(Extracted records)
----

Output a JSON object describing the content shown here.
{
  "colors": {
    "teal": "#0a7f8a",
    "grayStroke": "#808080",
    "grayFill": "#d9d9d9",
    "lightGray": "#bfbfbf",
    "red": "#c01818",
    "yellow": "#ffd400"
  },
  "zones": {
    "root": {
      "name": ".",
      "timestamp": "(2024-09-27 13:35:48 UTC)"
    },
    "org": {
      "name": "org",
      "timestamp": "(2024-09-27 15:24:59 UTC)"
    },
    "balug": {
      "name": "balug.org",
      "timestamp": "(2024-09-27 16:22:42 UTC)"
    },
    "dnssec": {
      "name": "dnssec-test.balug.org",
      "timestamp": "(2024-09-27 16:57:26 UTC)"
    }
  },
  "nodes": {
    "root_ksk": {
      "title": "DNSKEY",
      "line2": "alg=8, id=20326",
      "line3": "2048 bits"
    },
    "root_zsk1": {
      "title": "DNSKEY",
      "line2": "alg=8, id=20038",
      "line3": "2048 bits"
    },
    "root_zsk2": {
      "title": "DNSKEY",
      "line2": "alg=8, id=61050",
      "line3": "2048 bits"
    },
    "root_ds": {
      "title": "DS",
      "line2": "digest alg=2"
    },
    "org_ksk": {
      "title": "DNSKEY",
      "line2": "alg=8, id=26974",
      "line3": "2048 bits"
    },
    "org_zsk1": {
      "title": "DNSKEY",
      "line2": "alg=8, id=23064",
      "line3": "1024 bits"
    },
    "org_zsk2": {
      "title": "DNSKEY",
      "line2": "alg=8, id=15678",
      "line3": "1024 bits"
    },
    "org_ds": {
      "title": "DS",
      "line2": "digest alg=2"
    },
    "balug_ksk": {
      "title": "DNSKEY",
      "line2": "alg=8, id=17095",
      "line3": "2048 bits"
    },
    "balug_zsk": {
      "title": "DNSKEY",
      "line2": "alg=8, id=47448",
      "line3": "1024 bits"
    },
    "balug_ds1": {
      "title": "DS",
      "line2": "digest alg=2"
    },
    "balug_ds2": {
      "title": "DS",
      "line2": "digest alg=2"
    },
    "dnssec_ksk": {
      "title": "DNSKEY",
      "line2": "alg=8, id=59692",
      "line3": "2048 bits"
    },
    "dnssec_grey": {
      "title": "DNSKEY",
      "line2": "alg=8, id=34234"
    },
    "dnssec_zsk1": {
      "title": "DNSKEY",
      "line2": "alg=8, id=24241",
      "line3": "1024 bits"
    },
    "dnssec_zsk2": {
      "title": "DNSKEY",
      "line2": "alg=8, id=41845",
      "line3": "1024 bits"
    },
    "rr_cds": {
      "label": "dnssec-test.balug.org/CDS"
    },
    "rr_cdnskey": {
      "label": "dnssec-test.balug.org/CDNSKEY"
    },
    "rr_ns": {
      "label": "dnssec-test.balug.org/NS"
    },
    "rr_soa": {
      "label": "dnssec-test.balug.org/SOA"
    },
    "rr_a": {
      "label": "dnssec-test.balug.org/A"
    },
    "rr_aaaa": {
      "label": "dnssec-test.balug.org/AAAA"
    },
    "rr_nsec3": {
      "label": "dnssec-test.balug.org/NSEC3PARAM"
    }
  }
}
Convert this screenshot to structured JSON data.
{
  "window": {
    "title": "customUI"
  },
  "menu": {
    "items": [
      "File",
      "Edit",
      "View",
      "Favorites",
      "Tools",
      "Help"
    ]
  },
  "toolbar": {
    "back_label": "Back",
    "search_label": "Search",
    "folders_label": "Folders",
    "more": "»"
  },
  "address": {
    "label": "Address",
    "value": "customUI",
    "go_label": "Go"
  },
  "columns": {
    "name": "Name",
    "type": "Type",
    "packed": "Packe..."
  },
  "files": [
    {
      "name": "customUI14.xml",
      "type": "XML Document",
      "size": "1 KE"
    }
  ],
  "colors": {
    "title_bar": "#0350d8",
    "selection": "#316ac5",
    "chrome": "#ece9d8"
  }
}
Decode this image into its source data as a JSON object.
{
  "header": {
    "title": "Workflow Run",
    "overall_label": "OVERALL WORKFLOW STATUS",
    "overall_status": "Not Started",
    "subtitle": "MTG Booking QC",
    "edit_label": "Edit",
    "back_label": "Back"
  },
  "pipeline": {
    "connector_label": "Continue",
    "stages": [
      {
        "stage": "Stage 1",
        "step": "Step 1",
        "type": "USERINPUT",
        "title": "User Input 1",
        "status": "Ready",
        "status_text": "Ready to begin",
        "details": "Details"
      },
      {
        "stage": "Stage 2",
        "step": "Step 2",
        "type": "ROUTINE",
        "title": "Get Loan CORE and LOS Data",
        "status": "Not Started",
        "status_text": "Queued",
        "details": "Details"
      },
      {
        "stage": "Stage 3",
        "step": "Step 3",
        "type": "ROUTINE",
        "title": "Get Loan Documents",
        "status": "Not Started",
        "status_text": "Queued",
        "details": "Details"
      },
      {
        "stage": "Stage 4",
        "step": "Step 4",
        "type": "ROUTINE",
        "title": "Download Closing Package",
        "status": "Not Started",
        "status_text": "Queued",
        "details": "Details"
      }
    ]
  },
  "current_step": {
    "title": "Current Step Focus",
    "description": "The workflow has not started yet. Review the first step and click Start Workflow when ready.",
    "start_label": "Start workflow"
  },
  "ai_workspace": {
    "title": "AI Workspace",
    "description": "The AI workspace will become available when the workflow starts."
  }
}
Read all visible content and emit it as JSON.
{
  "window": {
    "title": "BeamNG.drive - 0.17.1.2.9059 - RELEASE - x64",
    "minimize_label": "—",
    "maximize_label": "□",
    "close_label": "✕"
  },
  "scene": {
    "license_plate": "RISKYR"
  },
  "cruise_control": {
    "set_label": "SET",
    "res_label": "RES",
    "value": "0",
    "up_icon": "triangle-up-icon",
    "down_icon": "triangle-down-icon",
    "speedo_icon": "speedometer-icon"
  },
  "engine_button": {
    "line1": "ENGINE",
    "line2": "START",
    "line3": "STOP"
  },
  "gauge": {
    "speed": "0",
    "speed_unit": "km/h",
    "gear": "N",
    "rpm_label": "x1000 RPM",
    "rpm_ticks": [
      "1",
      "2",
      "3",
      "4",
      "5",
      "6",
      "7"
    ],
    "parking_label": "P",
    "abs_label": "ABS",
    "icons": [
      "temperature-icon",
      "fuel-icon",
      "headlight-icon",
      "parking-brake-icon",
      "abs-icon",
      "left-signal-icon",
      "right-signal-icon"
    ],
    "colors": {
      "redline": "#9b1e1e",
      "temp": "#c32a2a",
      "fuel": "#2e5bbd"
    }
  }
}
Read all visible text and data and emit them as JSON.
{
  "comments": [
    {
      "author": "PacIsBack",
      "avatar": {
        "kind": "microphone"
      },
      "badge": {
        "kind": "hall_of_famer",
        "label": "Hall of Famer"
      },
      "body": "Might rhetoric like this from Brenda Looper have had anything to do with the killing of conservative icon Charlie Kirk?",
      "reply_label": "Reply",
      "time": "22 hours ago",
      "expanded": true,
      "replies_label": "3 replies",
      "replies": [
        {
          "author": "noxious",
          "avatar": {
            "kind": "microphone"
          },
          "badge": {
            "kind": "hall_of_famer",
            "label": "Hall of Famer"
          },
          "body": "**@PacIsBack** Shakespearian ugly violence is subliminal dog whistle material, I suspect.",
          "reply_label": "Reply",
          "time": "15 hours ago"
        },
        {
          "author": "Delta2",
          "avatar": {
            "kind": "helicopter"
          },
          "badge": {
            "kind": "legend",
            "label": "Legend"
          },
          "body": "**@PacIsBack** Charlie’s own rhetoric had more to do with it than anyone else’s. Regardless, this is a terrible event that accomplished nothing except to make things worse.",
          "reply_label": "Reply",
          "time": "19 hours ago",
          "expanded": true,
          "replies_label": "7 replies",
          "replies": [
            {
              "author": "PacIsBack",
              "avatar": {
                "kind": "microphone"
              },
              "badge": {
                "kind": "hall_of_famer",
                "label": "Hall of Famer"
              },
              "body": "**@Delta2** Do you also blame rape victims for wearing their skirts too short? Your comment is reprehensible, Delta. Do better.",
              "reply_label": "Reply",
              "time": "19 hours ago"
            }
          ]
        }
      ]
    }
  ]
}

----

= Your objective =
Report back each line of the entries that holds the string "timestamp".

= Reply to the task =
      "timestamp": "(2024-09-27 13:35:48 UTC)"
      "timestamp": "(2024-09-27 15:24:59 UTC)"
      "timestamp": "(2024-09-27 16:22:42 UTC)"
      "timestamp": "(2024-09-27 16:57:26 UTC)"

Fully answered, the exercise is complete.